**Aim of the task**
Look through the data and write out every line with the word "college" in it.

**Record extracts**

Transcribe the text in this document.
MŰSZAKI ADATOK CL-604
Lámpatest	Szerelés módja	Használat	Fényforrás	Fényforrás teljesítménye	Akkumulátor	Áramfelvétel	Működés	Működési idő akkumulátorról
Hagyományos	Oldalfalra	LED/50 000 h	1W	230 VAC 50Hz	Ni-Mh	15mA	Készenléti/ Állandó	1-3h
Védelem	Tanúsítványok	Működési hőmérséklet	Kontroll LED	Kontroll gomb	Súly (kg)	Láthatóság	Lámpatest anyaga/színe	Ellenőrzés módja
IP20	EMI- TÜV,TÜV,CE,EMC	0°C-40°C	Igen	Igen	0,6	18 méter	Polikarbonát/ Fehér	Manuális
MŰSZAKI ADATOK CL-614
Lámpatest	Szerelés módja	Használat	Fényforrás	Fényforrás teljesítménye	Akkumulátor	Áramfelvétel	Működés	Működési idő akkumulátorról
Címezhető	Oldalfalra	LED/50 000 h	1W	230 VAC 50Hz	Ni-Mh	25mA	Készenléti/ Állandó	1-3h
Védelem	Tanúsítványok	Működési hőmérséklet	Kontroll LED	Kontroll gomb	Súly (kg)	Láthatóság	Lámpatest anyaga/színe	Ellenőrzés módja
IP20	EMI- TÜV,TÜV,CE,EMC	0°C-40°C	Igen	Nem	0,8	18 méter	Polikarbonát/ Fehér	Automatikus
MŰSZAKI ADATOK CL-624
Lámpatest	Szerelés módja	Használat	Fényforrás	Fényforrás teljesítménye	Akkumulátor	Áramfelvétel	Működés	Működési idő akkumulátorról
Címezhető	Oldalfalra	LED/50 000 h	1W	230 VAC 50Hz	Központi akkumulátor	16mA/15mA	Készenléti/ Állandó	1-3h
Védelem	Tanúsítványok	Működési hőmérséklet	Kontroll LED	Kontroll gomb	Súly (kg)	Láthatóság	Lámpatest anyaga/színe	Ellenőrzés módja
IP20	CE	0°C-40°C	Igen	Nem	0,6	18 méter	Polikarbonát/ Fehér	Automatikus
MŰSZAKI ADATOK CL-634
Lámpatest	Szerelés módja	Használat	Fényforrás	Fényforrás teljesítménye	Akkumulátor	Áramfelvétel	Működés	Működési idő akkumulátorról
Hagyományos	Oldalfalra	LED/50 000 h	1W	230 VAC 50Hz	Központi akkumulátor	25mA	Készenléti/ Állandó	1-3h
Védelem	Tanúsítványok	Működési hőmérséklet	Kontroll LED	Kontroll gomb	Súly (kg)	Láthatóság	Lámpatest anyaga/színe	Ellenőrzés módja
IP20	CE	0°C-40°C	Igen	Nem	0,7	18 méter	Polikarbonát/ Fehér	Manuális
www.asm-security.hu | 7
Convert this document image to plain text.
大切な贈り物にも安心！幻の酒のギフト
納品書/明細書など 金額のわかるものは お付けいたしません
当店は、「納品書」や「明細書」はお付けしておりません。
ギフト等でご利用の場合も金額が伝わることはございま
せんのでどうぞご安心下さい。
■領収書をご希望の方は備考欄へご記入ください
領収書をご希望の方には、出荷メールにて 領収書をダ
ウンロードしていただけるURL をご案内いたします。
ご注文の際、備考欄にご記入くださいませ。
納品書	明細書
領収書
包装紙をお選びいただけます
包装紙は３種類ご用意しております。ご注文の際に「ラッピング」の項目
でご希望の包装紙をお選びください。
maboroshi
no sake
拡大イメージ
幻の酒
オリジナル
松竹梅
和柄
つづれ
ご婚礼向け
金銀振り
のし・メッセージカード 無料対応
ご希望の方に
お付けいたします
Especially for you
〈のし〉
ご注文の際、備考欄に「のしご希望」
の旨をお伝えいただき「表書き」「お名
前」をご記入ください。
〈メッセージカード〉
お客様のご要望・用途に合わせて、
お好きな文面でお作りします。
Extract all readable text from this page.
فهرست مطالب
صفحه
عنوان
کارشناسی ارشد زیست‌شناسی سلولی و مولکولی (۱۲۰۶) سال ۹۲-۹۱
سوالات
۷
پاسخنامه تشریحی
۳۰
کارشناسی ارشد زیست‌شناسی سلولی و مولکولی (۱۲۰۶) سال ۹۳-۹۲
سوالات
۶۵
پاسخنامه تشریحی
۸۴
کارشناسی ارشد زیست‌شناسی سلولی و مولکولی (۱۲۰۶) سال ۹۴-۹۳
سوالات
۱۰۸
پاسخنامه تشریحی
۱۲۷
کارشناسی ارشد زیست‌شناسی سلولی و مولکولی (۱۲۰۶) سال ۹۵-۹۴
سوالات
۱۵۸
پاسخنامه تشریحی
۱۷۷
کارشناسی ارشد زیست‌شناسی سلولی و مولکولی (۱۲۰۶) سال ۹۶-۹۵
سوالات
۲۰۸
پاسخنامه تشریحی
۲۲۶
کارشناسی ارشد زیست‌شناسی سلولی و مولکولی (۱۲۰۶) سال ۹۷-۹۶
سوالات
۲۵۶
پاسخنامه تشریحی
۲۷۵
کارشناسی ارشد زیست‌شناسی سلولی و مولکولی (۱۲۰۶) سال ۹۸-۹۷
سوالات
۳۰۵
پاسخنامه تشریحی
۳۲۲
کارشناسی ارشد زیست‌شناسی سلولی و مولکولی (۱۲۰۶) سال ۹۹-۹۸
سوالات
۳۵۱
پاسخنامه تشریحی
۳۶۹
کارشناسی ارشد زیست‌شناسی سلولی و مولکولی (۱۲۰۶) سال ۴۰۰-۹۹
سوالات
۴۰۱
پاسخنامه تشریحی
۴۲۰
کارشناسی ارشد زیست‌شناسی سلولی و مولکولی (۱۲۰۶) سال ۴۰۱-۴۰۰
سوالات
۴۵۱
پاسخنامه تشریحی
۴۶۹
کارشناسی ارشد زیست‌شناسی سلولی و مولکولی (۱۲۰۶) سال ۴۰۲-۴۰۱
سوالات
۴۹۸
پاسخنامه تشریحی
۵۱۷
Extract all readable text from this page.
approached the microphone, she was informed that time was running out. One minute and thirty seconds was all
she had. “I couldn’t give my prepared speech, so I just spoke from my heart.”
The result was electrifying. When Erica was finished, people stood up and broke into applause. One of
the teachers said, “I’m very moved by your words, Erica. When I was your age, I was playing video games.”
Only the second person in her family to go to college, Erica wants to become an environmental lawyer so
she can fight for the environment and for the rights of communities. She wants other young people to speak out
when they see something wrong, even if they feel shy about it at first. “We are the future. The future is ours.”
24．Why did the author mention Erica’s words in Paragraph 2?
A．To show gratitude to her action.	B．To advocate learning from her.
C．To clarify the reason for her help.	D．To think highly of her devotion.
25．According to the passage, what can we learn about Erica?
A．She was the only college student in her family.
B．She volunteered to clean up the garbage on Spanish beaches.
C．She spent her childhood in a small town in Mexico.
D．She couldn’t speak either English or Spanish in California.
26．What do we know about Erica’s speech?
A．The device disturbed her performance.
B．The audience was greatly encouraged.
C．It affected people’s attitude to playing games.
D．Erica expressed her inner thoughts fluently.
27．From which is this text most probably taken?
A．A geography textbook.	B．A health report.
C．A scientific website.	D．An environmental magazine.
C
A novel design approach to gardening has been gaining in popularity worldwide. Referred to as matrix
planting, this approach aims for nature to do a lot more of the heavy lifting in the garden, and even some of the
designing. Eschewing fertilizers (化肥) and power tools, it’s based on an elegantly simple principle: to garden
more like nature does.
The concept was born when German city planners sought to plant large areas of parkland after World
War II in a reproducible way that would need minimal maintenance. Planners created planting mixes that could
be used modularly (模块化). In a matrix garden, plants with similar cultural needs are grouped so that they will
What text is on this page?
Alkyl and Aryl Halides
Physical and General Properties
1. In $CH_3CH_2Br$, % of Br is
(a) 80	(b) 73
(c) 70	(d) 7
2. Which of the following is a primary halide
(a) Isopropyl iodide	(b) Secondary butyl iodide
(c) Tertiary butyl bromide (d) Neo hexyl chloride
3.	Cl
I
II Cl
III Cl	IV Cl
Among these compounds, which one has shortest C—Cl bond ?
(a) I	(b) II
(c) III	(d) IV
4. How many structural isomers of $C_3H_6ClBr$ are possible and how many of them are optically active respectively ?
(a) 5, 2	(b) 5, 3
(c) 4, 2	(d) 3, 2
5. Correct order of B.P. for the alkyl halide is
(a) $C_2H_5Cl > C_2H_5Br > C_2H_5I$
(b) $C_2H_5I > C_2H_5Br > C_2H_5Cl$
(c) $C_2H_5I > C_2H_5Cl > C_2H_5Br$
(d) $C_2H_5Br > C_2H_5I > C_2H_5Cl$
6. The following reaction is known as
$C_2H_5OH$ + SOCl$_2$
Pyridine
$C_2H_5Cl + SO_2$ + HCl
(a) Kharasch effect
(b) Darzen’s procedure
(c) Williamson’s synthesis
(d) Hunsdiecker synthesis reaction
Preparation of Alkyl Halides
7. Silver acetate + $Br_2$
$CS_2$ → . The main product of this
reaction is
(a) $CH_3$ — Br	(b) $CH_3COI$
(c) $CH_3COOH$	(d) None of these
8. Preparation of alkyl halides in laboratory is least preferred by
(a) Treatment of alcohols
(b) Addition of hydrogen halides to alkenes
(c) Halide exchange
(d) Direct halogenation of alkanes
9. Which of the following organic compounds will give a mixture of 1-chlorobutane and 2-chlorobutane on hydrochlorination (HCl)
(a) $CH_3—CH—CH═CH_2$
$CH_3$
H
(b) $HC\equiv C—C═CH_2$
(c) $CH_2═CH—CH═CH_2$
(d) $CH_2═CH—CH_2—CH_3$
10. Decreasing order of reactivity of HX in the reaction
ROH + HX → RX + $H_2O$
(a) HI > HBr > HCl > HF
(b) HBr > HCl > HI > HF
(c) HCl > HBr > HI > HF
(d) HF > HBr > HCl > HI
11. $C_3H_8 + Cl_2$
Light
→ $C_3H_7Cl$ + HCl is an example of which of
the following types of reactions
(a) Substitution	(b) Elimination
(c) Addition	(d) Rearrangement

**Complete response**
Only the second person in her family to go to college, Erica wants to become an environmental lawyer so
A．She was the only college student in her family.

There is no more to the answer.